Working data:

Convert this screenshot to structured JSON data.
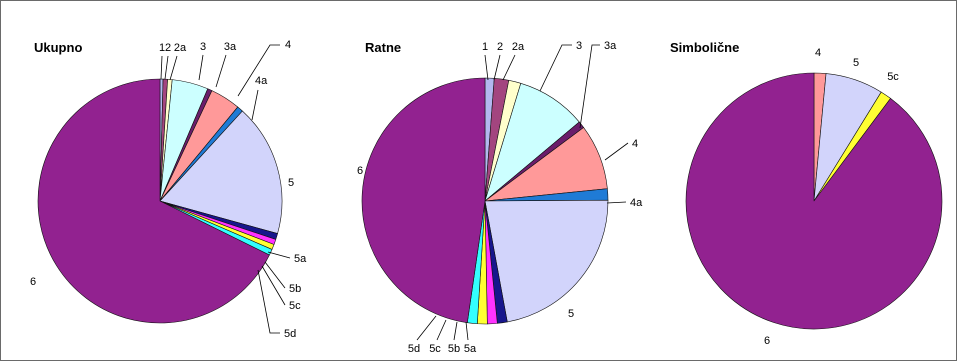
{
  "chart_data": [
    {
      "type": "pie",
      "title": "Ukupno",
      "slices": [
        {
          "label": "1",
          "value": 0.4,
          "color": "#b3b8f0"
        },
        {
          "label": "2",
          "value": 0.6,
          "color": "#a3457f"
        },
        {
          "label": "2a",
          "value": 0.6,
          "color": "#ffffcc"
        },
        {
          "label": "3",
          "value": 4.8,
          "color": "#ccffff"
        },
        {
          "label": "3a",
          "value": 0.6,
          "color": "#6a1d6b"
        },
        {
          "label": "4",
          "value": 4.0,
          "color": "#ff9999"
        },
        {
          "label": "4a",
          "value": 0.8,
          "color": "#1f7bd6"
        },
        {
          "label": "5",
          "value": 17.5,
          "color": "#d2d4fb"
        },
        {
          "label": "5a",
          "value": 0.8,
          "color": "#17168c"
        },
        {
          "label": "5b",
          "value": 0.7,
          "color": "#ff33ff"
        },
        {
          "label": "5c",
          "value": 0.7,
          "color": "#ffff33"
        },
        {
          "label": "5d",
          "value": 0.8,
          "color": "#33ffff"
        },
        {
          "label": "6",
          "value": 67.7,
          "color": "#922290"
        }
      ]
    },
    {
      "type": "pie",
      "title": "Ratne",
      "slices": [
        {
          "label": "1",
          "value": 1.2,
          "color": "#b3b8f0"
        },
        {
          "label": "2",
          "value": 1.9,
          "color": "#a3457f"
        },
        {
          "label": "2a",
          "value": 1.6,
          "color": "#ffffcc"
        },
        {
          "label": "3",
          "value": 9.2,
          "color": "#ccffff"
        },
        {
          "label": "3a",
          "value": 0.9,
          "color": "#6a1d6b"
        },
        {
          "label": "4",
          "value": 8.6,
          "color": "#ff9999"
        },
        {
          "label": "4a",
          "value": 1.5,
          "color": "#1f7bd6"
        },
        {
          "label": "5",
          "value": 22.2,
          "color": "#d2d4fb"
        },
        {
          "label": "5a",
          "value": 1.3,
          "color": "#17168c"
        },
        {
          "label": "5b",
          "value": 1.3,
          "color": "#ff33ff"
        },
        {
          "label": "5c",
          "value": 1.3,
          "color": "#ffff33"
        },
        {
          "label": "5d",
          "value": 1.3,
          "color": "#33ffff"
        },
        {
          "label": "6",
          "value": 47.7,
          "color": "#922290"
        }
      ]
    },
    {
      "type": "pie",
      "title": "Simbolične",
      "slices": [
        {
          "label": "4",
          "value": 1.5,
          "color": "#ff9999"
        },
        {
          "label": "5",
          "value": 7.3,
          "color": "#d2d4fb"
        },
        {
          "label": "5c",
          "value": 1.4,
          "color": "#ffff33"
        },
        {
          "label": "6",
          "value": 89.8,
          "color": "#922290"
        }
      ]
    }
  ]
}
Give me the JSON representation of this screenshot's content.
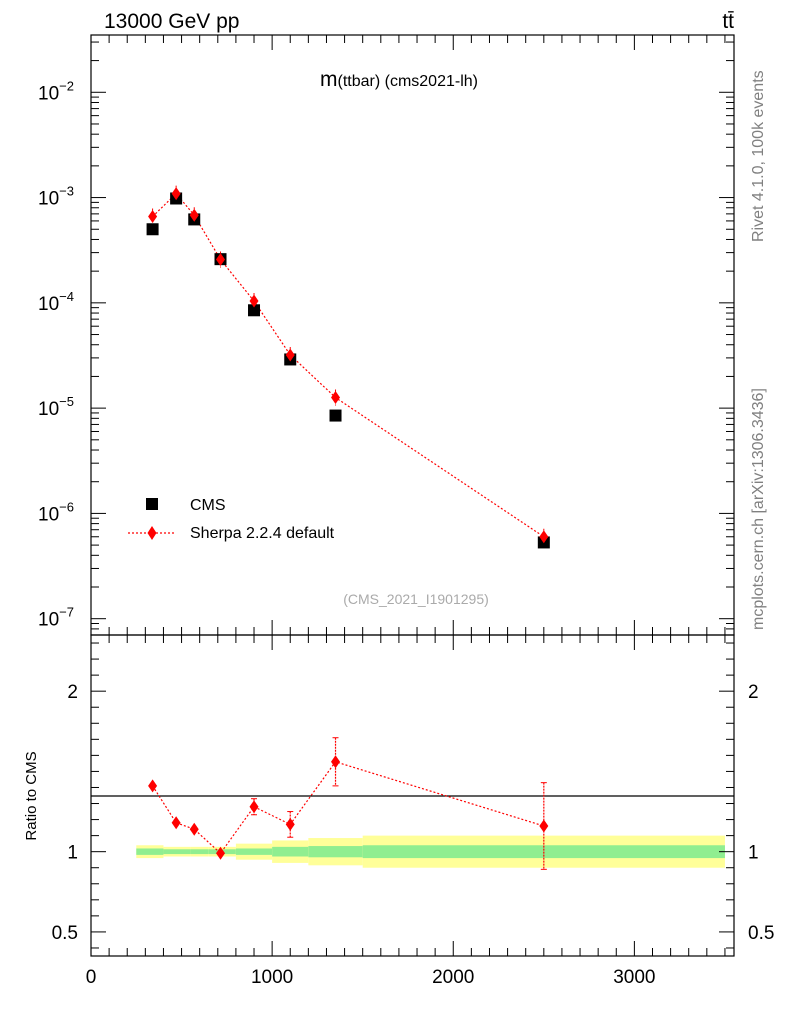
{
  "header": {
    "energy": "13000 GeV pp",
    "process": "tt̄"
  },
  "side_labels": {
    "rivet": "Rivet 4.1.0,  100k events",
    "mcplots": "mcplots.cern.ch [arXiv:1306.3436]"
  },
  "chart_data": [
    {
      "type": "scatter",
      "title": "m(ttbar) (cms2021-lh)",
      "title_main": "m",
      "title_sub": "(ttbar) (cms2021-lh)",
      "watermark": "(CMS_2021_I1901295)",
      "yscale": "log",
      "xlim": [
        0,
        3550
      ],
      "ylim": [
        7e-08,
        0.035
      ],
      "ytick_exponents": [
        -2,
        -3,
        -4,
        -5,
        -6,
        -7
      ],
      "legend": {
        "position": "bottom-left",
        "entries": [
          "CMS",
          "Sherpa 2.2.4 default"
        ]
      },
      "series": [
        {
          "name": "CMS",
          "marker": "square",
          "color": "#000000",
          "x": [
            340,
            470,
            570,
            715,
            900,
            1100,
            1350,
            2500
          ],
          "y": [
            0.0005,
            0.00098,
            0.00062,
            0.00026,
            8.5e-05,
            2.9e-05,
            8.5e-06,
            5.3e-07
          ]
        },
        {
          "name": "Sherpa 2.2.4 default",
          "marker": "diamond",
          "color": "#ff0000",
          "line": "dotted",
          "x": [
            340,
            470,
            570,
            715,
            900,
            1100,
            1350,
            2500
          ],
          "y": [
            0.00066,
            0.00109,
            0.00068,
            0.000258,
            0.000104,
            3.2e-05,
            1.26e-05,
            6e-07
          ]
        }
      ]
    },
    {
      "type": "scatter",
      "ylabel": "Ratio to CMS",
      "xlim": [
        0,
        3550
      ],
      "ylim": [
        0.35,
        2.35
      ],
      "yticks": [
        0.5,
        1,
        2
      ],
      "ytick_labels": [
        "0.5",
        "1",
        "2"
      ],
      "xticks": [
        0,
        1000,
        2000,
        3000
      ],
      "xtick_labels": [
        "0",
        "1000",
        "2000",
        "3000"
      ],
      "bands": {
        "bin_edges": [
          250,
          400,
          550,
          650,
          800,
          1000,
          1200,
          1500,
          3500
        ],
        "stat_half": [
          0.02,
          0.015,
          0.015,
          0.015,
          0.02,
          0.03,
          0.035,
          0.04
        ],
        "total_half": [
          0.04,
          0.03,
          0.03,
          0.03,
          0.05,
          0.07,
          0.085,
          0.1
        ],
        "stat_color": "#90ee90",
        "total_color": "#ffff99"
      },
      "series": [
        {
          "name": "Sherpa 2.2.4 default",
          "color": "#ff0000",
          "x": [
            340,
            470,
            570,
            715,
            900,
            1100,
            1350,
            2500
          ],
          "y": [
            1.41,
            1.18,
            1.14,
            0.99,
            1.28,
            1.17,
            1.56,
            1.16
          ],
          "err": [
            0.02,
            0.02,
            0.02,
            0.03,
            0.05,
            0.08,
            0.15,
            0.27
          ]
        }
      ]
    }
  ]
}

Set exercise: Copy out all the data without changing anything, and drop the pictures.

Task answer:
Convert this screenshot to structured JSON data.
{
  "chart_data": [
    {
      "type": "pie",
      "title": "Ukupno",
      "slices": [
        {
          "label": "1",
          "value": 0.4,
          "color": "#b3b8f0"
        },
        {
          "label": "2",
          "value": 0.6,
          "color": "#a3457f"
        },
        {
          "label": "2a",
          "value": 0.6,
          "color": "#ffffcc"
        },
        {
          "label": "3",
          "value": 4.8,
          "color": "#ccffff"
        },
        {
          "label": "3a",
          "value": 0.6,
          "color": "#6a1d6b"
        },
        {
          "label": "4",
          "value": 4.0,
          "color": "#ff9999"
        },
        {
          "label": "4a",
          "value": 0.8,
          "color": "#1f7bd6"
        },
        {
          "label": "5",
          "value": 17.5,
          "color": "#d2d4fb"
        },
        {
          "label": "5a",
          "value": 0.8,
          "color": "#17168c"
        },
        {
          "label": "5b",
          "value": 0.7,
          "color": "#ff33ff"
        },
        {
          "label": "5c",
          "value": 0.7,
          "color": "#ffff33"
        },
        {
          "label": "5d",
          "value": 0.8,
          "color": "#33ffff"
        },
        {
          "label": "6",
          "value": 67.7,
          "color": "#922290"
        }
      ]
    },
    {
      "type": "pie",
      "title": "Ratne",
      "slices": [
        {
          "label": "1",
          "value": 1.2,
          "color": "#b3b8f0"
        },
        {
          "label": "2",
          "value": 1.9,
          "color": "#a3457f"
        },
        {
          "label": "2a",
          "value": 1.6,
          "color": "#ffffcc"
        },
        {
          "label": "3",
          "value": 9.2,
          "color": "#ccffff"
        },
        {
          "label": "3a",
          "value": 0.9,
          "color": "#6a1d6b"
        },
        {
          "label": "4",
          "value": 8.6,
          "color": "#ff9999"
        },
        {
          "label": "4a",
          "value": 1.5,
          "color": "#1f7bd6"
        },
        {
          "label": "5",
          "value": 22.2,
          "color": "#d2d4fb"
        },
        {
          "label": "5a",
          "value": 1.3,
          "color": "#17168c"
        },
        {
          "label": "5b",
          "value": 1.3,
          "color": "#ff33ff"
        },
        {
          "label": "5c",
          "value": 1.3,
          "color": "#ffff33"
        },
        {
          "label": "5d",
          "value": 1.3,
          "color": "#33ffff"
        },
        {
          "label": "6",
          "value": 47.7,
          "color": "#922290"
        }
      ]
    },
    {
      "type": "pie",
      "title": "Simbolične",
      "slices": [
        {
          "label": "4",
          "value": 1.5,
          "color": "#ff9999"
        },
        {
          "label": "5",
          "value": 7.3,
          "color": "#d2d4fb"
        },
        {
          "label": "5c",
          "value": 1.4,
          "color": "#ffff33"
        },
        {
          "label": "6",
          "value": 89.8,
          "color": "#922290"
        }
      ]
    }
  ]
}
Give me the JSON representation of this screenshot's content.
{
  "header": {
    "energy": "13000 GeV pp",
    "process": "tt̄"
  },
  "side_labels": {
    "rivet": "Rivet 4.1.0,  100k events",
    "mcplots": "mcplots.cern.ch [arXiv:1306.3436]"
  },
  "chart_data": [
    {
      "type": "scatter",
      "title": "m(ttbar) (cms2021-lh)",
      "title_main": "m",
      "title_sub": "(ttbar) (cms2021-lh)",
      "watermark": "(CMS_2021_I1901295)",
      "yscale": "log",
      "xlim": [
        0,
        3550
      ],
      "ylim": [
        7e-08,
        0.035
      ],
      "ytick_exponents": [
        -2,
        -3,
        -4,
        -5,
        -6,
        -7
      ],
      "legend": {
        "position": "bottom-left",
        "entries": [
          "CMS",
          "Sherpa 2.2.4 default"
        ]
      },
      "series": [
        {
          "name": "CMS",
          "marker": "square",
          "color": "#000000",
          "x": [
            340,
            470,
            570,
            715,
            900,
            1100,
            1350,
            2500
          ],
          "y": [
            0.0005,
            0.00098,
            0.00062,
            0.00026,
            8.5e-05,
            2.9e-05,
            8.5e-06,
            5.3e-07
          ]
        },
        {
          "name": "Sherpa 2.2.4 default",
          "marker": "diamond",
          "color": "#ff0000",
          "line": "dotted",
          "x": [
            340,
            470,
            570,
            715,
            900,
            1100,
            1350,
            2500
          ],
          "y": [
            0.00066,
            0.00109,
            0.00068,
            0.000258,
            0.000104,
            3.2e-05,
            1.26e-05,
            6e-07
          ]
        }
      ]
    },
    {
      "type": "scatter",
      "ylabel": "Ratio to CMS",
      "xlim": [
        0,
        3550
      ],
      "ylim": [
        0.35,
        2.35
      ],
      "yticks": [
        0.5,
        1,
        2
      ],
      "ytick_labels": [
        "0.5",
        "1",
        "2"
      ],
      "xticks": [
        0,
        1000,
        2000,
        3000
      ],
      "xtick_labels": [
        "0",
        "1000",
        "2000",
        "3000"
      ],
      "bands": {
        "bin_edges": [
          250,
          400,
          550,
          650,
          800,
          1000,
          1200,
          1500,
          3500
        ],
        "stat_half": [
          0.02,
          0.015,
          0.015,
          0.015,
          0.02,
          0.03,
          0.035,
          0.04
        ],
        "total_half": [
          0.04,
          0.03,
          0.03,
          0.03,
          0.05,
          0.07,
          0.085,
          0.1
        ],
        "stat_color": "#90ee90",
        "total_color": "#ffff99"
      },
      "series": [
        {
          "name": "Sherpa 2.2.4 default",
          "color": "#ff0000",
          "x": [
            340,
            470,
            570,
            715,
            900,
            1100,
            1350,
            2500
          ],
          "y": [
            1.41,
            1.18,
            1.14,
            0.99,
            1.28,
            1.17,
            1.56,
            1.16
          ],
          "err": [
            0.02,
            0.02,
            0.02,
            0.03,
            0.05,
            0.08,
            0.15,
            0.27
          ]
        }
      ]
    }
  ]
}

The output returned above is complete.